--- Extracted information ---

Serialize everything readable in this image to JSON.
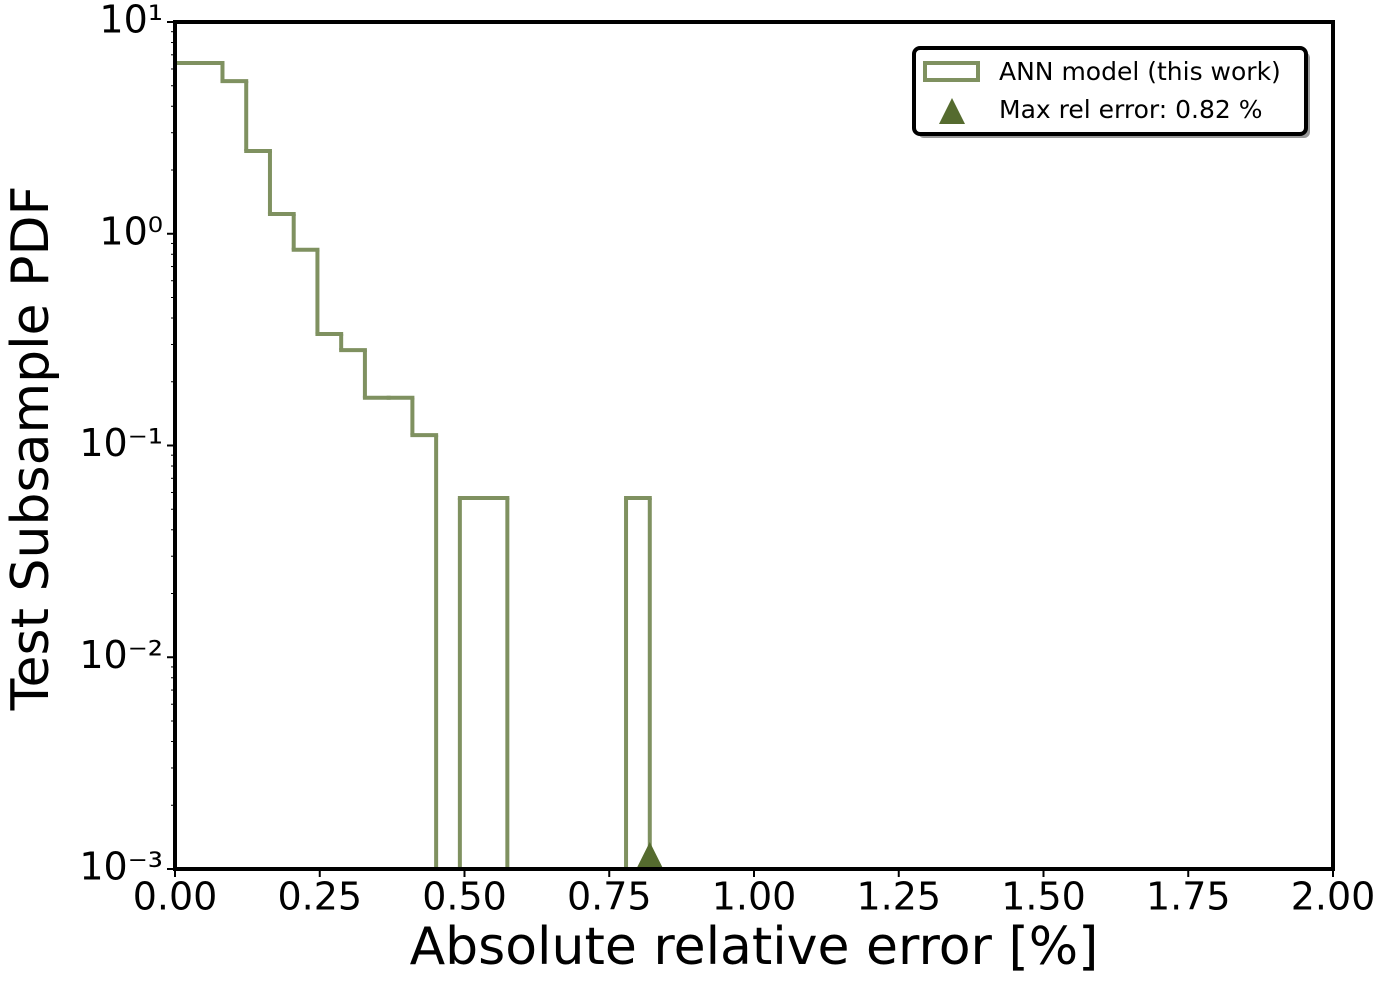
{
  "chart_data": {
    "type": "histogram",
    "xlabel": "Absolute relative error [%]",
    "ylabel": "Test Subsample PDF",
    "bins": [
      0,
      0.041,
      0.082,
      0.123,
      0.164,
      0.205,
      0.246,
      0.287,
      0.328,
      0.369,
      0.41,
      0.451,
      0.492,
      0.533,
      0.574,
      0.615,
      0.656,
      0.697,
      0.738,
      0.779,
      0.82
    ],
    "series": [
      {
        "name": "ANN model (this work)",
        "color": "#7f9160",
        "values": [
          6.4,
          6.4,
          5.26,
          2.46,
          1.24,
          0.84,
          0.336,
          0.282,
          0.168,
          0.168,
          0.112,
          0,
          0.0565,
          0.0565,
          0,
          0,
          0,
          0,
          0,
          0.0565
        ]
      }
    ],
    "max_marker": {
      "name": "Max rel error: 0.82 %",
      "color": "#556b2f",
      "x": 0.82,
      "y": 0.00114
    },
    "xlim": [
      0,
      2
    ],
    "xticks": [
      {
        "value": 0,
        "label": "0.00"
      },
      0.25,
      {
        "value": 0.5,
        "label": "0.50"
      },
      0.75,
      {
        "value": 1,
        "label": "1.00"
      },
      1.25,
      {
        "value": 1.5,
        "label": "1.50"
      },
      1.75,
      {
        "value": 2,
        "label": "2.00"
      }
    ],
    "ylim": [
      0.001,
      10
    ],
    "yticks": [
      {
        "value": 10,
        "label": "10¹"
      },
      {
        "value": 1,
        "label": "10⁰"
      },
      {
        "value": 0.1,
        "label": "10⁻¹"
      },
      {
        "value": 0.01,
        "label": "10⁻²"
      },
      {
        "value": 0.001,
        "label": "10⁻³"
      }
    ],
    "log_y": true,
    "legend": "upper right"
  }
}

---
--- Extracted information ---

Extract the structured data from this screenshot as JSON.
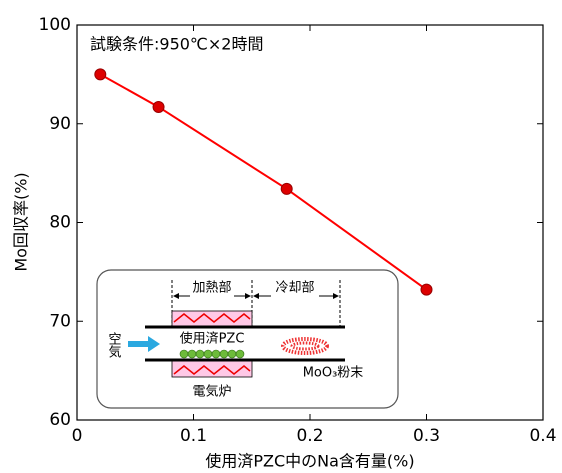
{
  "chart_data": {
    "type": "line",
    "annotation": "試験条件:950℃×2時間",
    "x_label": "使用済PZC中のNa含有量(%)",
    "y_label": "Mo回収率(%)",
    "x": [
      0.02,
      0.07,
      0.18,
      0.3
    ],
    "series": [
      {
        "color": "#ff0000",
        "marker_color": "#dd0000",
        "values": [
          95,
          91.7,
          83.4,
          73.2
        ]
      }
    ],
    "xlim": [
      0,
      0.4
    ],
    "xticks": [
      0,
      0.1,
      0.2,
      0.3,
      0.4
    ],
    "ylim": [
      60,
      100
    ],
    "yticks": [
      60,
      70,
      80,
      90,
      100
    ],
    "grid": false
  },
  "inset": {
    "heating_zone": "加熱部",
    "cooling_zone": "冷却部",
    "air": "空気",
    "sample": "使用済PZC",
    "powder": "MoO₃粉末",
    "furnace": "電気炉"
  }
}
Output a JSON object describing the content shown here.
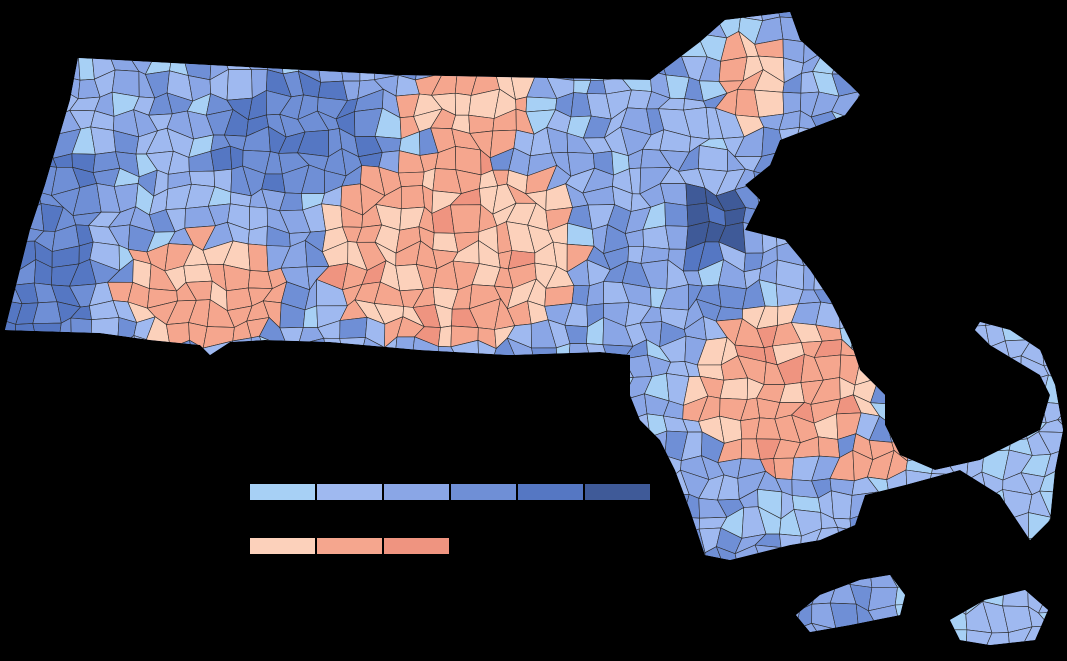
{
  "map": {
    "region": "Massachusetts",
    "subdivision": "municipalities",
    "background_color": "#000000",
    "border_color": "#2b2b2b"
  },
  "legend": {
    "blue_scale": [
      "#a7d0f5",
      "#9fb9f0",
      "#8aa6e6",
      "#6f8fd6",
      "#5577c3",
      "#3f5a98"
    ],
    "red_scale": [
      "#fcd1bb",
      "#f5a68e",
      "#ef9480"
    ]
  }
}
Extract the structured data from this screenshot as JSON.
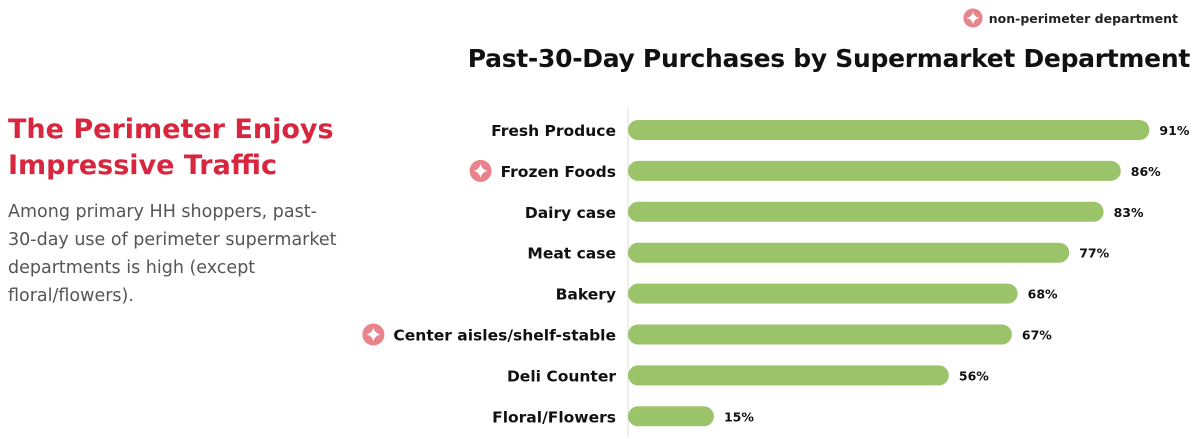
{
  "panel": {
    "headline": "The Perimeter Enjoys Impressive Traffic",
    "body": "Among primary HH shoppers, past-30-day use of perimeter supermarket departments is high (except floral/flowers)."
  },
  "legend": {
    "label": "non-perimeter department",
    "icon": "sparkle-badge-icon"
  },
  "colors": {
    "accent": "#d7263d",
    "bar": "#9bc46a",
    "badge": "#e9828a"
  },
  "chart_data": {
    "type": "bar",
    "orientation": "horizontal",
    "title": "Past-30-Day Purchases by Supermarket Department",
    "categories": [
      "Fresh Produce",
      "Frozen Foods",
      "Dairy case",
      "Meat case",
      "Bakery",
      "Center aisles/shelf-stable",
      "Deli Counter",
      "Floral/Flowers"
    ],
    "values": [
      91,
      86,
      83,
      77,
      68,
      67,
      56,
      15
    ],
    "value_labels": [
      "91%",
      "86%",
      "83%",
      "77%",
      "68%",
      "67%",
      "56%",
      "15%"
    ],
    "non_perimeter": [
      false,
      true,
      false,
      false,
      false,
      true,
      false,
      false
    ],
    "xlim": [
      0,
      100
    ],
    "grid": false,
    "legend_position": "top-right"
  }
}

---
--- Extracted information ---

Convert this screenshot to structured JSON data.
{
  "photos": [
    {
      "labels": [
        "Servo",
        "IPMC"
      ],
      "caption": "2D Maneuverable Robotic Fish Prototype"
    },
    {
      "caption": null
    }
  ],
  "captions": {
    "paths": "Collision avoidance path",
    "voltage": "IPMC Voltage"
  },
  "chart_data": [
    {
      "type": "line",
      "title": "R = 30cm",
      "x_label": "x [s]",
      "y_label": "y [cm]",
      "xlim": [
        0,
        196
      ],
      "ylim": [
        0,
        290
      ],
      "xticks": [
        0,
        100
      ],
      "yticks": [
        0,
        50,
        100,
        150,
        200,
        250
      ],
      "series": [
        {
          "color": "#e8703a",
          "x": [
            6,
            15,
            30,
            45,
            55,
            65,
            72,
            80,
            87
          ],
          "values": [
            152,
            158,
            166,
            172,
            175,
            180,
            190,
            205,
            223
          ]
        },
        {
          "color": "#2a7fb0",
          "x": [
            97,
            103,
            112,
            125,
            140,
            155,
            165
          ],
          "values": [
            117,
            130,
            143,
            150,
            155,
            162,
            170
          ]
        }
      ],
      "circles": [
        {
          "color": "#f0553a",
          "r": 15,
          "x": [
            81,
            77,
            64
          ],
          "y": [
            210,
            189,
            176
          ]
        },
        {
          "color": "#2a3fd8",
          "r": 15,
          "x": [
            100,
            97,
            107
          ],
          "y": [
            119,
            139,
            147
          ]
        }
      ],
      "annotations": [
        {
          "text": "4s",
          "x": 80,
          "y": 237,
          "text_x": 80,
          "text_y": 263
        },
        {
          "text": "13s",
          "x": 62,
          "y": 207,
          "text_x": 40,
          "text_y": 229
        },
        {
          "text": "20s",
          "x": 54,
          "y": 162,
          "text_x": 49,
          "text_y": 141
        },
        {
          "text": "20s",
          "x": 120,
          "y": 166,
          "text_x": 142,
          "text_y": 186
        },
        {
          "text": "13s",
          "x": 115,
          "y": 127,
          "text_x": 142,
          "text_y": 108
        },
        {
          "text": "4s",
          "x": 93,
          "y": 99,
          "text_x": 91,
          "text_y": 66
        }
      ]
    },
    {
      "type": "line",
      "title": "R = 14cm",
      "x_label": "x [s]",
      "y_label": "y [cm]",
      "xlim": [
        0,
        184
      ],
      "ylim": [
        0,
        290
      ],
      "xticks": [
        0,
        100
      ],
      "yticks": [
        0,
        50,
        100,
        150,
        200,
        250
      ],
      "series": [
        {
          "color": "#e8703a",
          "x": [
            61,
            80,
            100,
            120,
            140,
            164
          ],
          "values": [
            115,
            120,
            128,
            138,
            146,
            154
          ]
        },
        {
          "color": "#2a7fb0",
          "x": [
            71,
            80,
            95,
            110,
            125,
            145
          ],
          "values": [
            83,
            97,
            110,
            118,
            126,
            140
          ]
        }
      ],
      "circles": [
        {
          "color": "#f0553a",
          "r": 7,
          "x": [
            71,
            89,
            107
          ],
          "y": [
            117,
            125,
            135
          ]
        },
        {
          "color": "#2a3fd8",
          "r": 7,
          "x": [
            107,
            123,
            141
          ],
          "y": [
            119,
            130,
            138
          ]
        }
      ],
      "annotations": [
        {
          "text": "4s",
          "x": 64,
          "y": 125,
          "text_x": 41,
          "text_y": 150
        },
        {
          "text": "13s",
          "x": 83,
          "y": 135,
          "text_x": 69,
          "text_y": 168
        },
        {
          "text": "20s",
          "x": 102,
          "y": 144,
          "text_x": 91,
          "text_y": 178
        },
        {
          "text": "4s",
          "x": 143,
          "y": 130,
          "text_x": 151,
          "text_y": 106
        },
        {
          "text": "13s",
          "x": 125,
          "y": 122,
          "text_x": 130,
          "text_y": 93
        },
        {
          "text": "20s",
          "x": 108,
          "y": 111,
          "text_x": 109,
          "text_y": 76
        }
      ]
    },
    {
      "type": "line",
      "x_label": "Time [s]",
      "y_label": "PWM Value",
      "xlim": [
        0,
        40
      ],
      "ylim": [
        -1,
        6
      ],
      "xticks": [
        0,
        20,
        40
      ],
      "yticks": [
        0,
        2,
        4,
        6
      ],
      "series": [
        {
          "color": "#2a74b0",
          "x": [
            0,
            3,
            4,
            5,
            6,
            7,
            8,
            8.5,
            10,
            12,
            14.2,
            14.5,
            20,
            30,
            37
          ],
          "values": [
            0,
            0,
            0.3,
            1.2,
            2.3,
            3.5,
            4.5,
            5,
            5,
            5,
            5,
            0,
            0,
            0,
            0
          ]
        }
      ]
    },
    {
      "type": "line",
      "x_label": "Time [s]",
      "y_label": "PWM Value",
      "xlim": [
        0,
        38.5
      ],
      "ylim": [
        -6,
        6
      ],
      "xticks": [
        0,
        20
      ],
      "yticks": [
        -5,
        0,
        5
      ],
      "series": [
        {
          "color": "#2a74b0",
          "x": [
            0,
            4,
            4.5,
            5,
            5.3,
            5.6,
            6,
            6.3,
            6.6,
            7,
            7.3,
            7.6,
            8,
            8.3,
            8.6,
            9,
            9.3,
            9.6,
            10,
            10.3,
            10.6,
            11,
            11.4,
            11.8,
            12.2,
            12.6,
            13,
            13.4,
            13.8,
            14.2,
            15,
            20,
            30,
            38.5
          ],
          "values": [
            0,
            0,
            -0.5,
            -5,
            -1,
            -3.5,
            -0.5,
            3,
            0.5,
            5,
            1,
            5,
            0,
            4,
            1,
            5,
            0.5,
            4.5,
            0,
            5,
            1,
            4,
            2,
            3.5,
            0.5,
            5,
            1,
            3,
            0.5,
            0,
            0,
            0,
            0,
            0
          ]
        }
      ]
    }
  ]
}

---

Task to complete:
What is the number of lines in the data holding the word "error"? Reply with that number only.

Finished task:
2